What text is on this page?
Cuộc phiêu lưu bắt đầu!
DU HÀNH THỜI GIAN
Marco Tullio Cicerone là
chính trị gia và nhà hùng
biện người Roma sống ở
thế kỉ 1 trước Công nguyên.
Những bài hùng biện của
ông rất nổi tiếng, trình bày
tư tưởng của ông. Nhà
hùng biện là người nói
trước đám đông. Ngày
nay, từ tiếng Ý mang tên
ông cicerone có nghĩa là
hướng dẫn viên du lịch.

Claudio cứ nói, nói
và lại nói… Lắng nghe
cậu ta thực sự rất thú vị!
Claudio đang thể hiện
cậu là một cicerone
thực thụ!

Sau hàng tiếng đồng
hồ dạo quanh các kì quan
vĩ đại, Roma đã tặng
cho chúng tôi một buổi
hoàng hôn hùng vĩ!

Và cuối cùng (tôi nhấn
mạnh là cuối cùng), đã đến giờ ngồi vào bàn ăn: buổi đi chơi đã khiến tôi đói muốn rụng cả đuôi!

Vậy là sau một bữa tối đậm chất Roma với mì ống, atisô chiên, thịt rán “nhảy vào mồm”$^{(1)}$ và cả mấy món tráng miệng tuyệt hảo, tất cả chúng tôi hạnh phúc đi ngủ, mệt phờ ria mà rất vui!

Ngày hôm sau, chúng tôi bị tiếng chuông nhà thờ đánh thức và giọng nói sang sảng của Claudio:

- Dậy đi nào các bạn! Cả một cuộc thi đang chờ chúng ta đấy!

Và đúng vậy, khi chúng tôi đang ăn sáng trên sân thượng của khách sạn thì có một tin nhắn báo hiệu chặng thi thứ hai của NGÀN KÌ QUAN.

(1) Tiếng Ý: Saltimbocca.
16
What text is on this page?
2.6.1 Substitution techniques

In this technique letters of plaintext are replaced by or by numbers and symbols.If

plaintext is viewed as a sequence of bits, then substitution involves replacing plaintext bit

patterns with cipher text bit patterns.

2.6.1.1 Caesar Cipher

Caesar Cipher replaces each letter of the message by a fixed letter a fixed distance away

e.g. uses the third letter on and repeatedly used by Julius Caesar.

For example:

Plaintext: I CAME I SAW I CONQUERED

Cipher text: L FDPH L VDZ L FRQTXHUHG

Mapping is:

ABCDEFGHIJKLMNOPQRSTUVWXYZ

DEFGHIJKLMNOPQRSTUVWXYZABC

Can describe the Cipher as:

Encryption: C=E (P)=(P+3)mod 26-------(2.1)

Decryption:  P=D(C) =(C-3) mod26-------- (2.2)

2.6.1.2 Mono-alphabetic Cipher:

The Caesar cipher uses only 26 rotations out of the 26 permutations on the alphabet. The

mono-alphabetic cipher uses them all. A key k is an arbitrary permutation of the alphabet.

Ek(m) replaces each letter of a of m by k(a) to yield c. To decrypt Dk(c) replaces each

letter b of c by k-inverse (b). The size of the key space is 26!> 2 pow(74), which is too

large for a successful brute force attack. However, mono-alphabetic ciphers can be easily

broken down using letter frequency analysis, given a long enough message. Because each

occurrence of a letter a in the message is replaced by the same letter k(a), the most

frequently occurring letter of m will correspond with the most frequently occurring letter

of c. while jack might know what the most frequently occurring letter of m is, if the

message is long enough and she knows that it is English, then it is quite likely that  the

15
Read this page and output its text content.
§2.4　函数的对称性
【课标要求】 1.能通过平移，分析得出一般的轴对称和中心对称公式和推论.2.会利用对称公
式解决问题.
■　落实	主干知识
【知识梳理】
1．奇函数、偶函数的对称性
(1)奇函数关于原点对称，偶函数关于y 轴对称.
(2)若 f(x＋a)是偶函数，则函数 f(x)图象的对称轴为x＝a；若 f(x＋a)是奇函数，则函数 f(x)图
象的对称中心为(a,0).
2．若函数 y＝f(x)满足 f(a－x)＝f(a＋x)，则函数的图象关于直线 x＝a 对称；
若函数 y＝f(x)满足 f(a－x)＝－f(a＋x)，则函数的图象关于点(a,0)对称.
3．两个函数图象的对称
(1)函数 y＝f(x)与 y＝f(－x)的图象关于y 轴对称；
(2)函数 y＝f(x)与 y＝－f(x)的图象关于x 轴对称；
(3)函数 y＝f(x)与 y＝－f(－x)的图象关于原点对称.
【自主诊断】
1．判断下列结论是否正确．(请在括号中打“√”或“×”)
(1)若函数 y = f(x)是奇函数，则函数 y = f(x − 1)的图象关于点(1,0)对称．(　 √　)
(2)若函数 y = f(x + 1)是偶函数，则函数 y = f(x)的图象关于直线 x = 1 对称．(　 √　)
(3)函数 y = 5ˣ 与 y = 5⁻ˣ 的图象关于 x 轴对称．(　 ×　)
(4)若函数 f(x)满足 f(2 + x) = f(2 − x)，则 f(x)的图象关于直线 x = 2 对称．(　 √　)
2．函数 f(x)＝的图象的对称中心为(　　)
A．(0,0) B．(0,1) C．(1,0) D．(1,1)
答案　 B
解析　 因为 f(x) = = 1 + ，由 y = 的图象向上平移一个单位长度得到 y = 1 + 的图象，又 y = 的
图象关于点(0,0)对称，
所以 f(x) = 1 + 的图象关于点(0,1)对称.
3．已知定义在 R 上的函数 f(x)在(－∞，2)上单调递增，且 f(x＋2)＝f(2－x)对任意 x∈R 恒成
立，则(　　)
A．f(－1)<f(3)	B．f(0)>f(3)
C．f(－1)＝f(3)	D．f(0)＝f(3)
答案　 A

★ ★ ★ ★ ★

▶ Exercise aim
Review the material and copy each line in which the word "this" appears.

▶ Completed exercise
What text is on this page?
What text is on this page?
In this technique letters of plaintext are replaced by or by numbers and symbols.If
Read this page and output its text content.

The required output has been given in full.